[TASK]:
Show every line in the records below that contains the word "second".

[Items listed in a dataset]

◇ ◇ ◇ ◇ ◇ ◇ ◇

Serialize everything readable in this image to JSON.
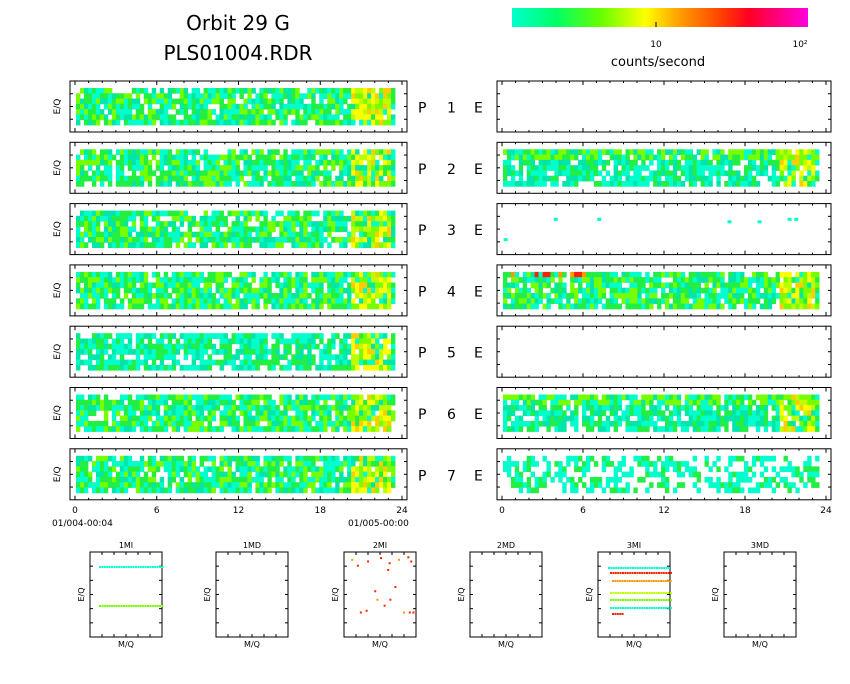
{
  "header": {
    "title_line1": "Orbit 29 G",
    "title_line2": "PLS01004.RDR"
  },
  "colorbar": {
    "label": "counts/second",
    "tick_10": "10",
    "tick_100": "10²",
    "colors": [
      "#00ffcc",
      "#00ff66",
      "#66ff00",
      "#ccff00",
      "#ffcc00",
      "#ff6600",
      "#ff0033",
      "#ff00cc"
    ]
  },
  "panels": {
    "ylabel": "E/Q",
    "rows": [
      {
        "id": "1",
        "p": "P",
        "e": "E",
        "left": "high",
        "right": "empty"
      },
      {
        "id": "2",
        "p": "P",
        "e": "E",
        "left": "high",
        "right": "band"
      },
      {
        "id": "3",
        "p": "P",
        "e": "E",
        "left": "high",
        "right": "sparse"
      },
      {
        "id": "4",
        "p": "P",
        "e": "E",
        "left": "high",
        "right": "full"
      },
      {
        "id": "5",
        "p": "P",
        "e": "E",
        "left": "med",
        "right": "empty"
      },
      {
        "id": "6",
        "p": "P",
        "e": "E",
        "left": "high",
        "right": "band"
      },
      {
        "id": "7",
        "p": "P",
        "e": "E",
        "left": "high",
        "right": "low"
      }
    ]
  },
  "xaxis": {
    "ticks": [
      "0",
      "6",
      "12",
      "18",
      "24"
    ],
    "start_label": "01/004-00:04",
    "end_label": "01/005-00:00"
  },
  "small_panels": {
    "xlabel": "M/Q",
    "ylabel": "E/Q",
    "items": [
      {
        "title": "1MI"
      },
      {
        "title": "1MD"
      },
      {
        "title": "2MI"
      },
      {
        "title": "2MD"
      },
      {
        "title": "3MI"
      },
      {
        "title": "3MD"
      }
    ]
  },
  "chart_data": {
    "type": "heatmap",
    "title": "Orbit 29 G PLS01004.RDR",
    "xlabel": "",
    "ylabel": "E/Q",
    "x_range": [
      0,
      24
    ],
    "x_ticks": [
      0,
      6,
      12,
      18,
      24
    ],
    "colorbar": {
      "label": "counts/second",
      "scale": "log",
      "ticks": [
        10,
        100
      ]
    },
    "series": [
      {
        "name": "P 1",
        "left": "dense",
        "right": "empty"
      },
      {
        "name": "P 2",
        "left": "dense",
        "right": "dense"
      },
      {
        "name": "P 3",
        "left": "dense",
        "right": "sparse"
      },
      {
        "name": "P 4",
        "left": "dense",
        "right": "dense"
      },
      {
        "name": "P 5",
        "left": "dense",
        "right": "empty"
      },
      {
        "name": "P 6",
        "left": "dense",
        "right": "dense"
      },
      {
        "name": "P 7",
        "left": "dense",
        "right": "low"
      }
    ],
    "small_panels": [
      "1MI",
      "1MD",
      "2MI",
      "2MD",
      "3MI",
      "3MD"
    ]
  }
}
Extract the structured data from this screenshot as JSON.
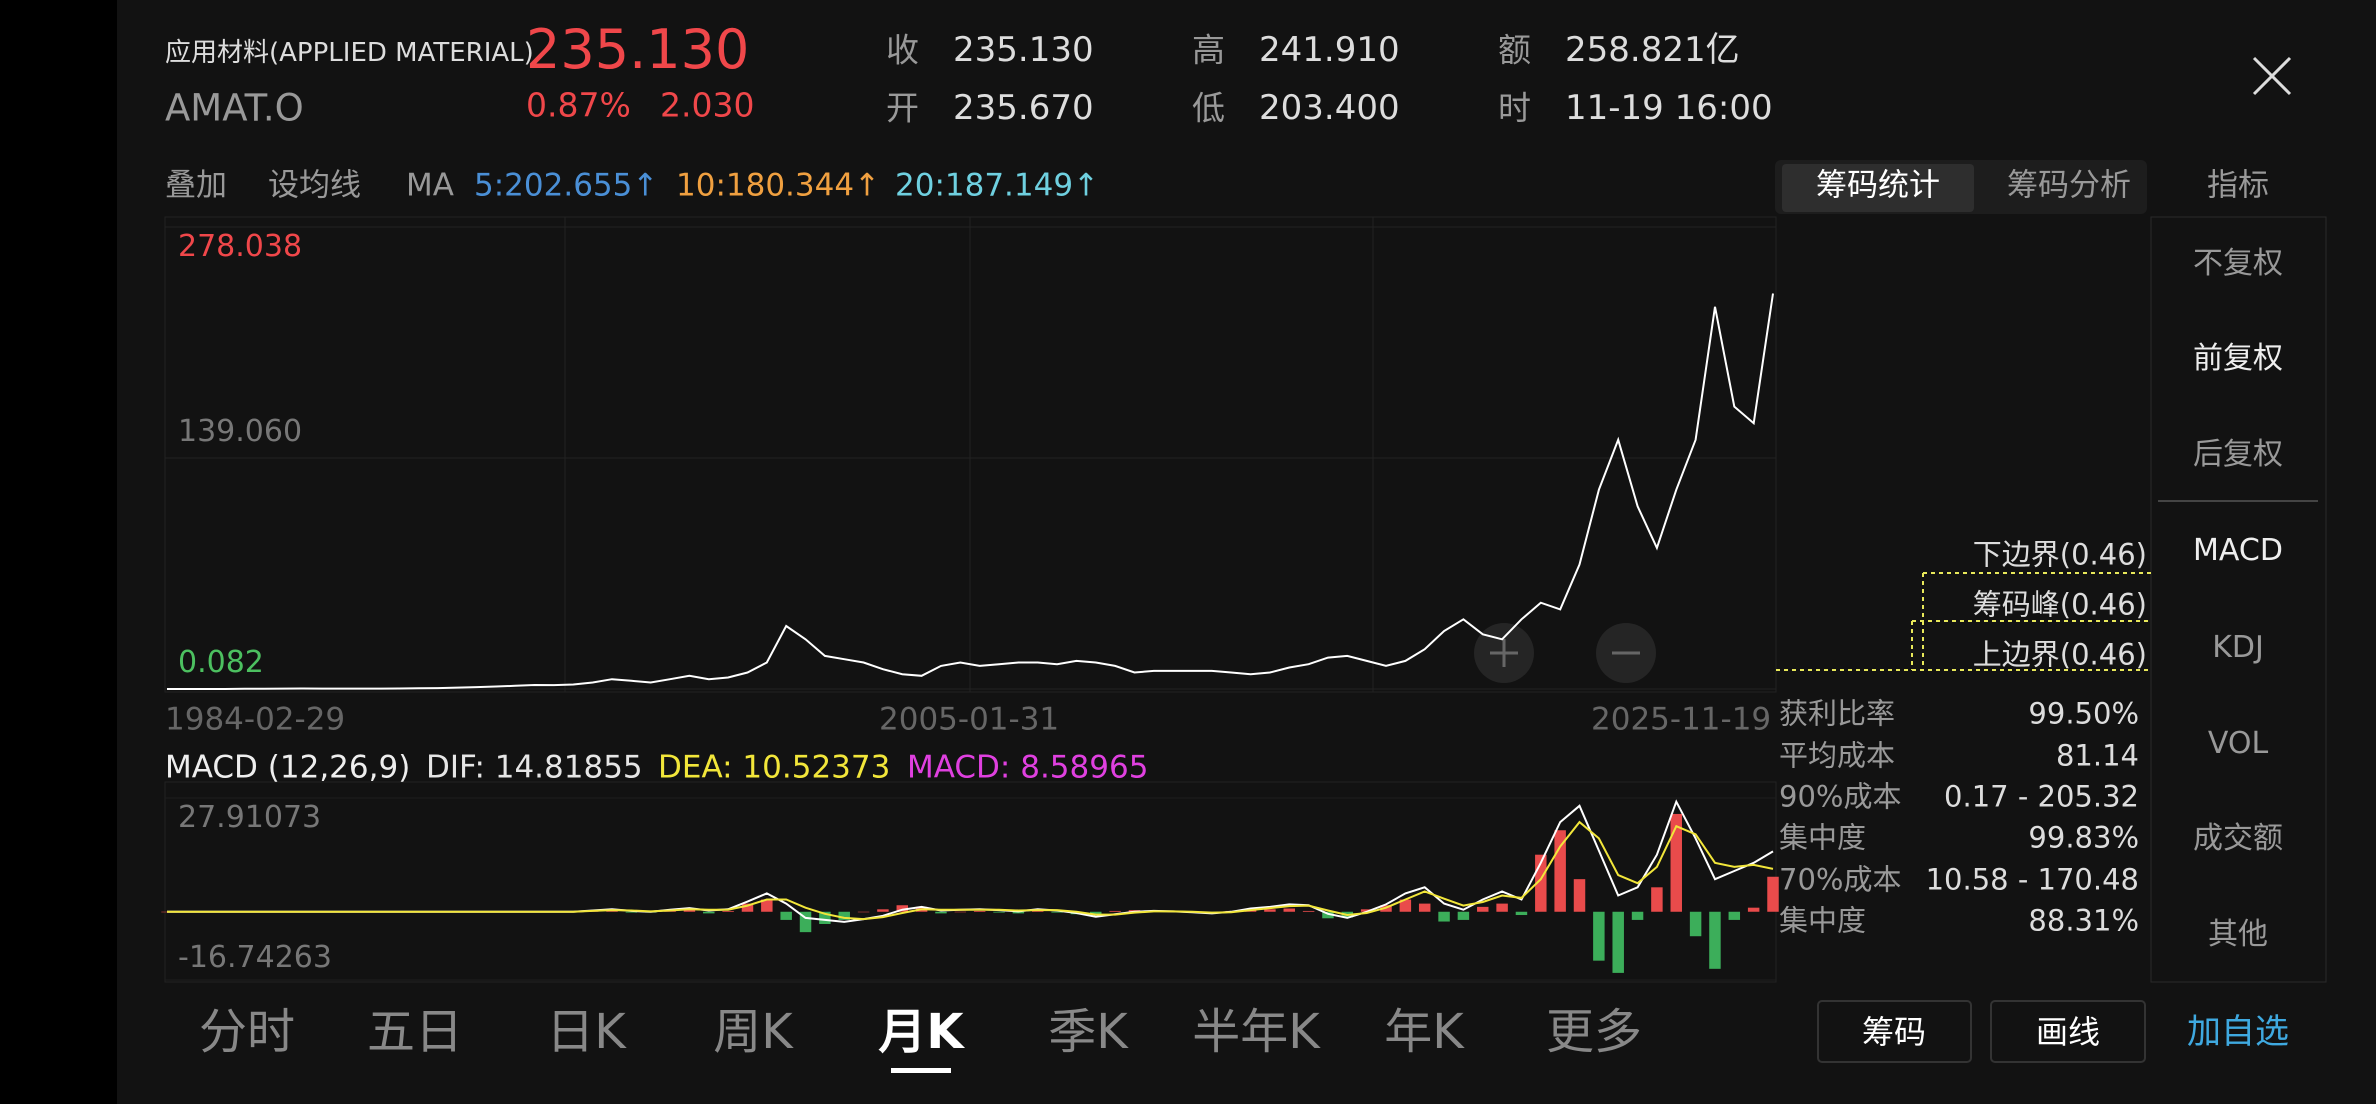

◇ ◇ ◇ ◇ ◇ ◇ ◇

[OUTPUT BELOW]:
    "label": "counts/second",
      "label": "counts/second",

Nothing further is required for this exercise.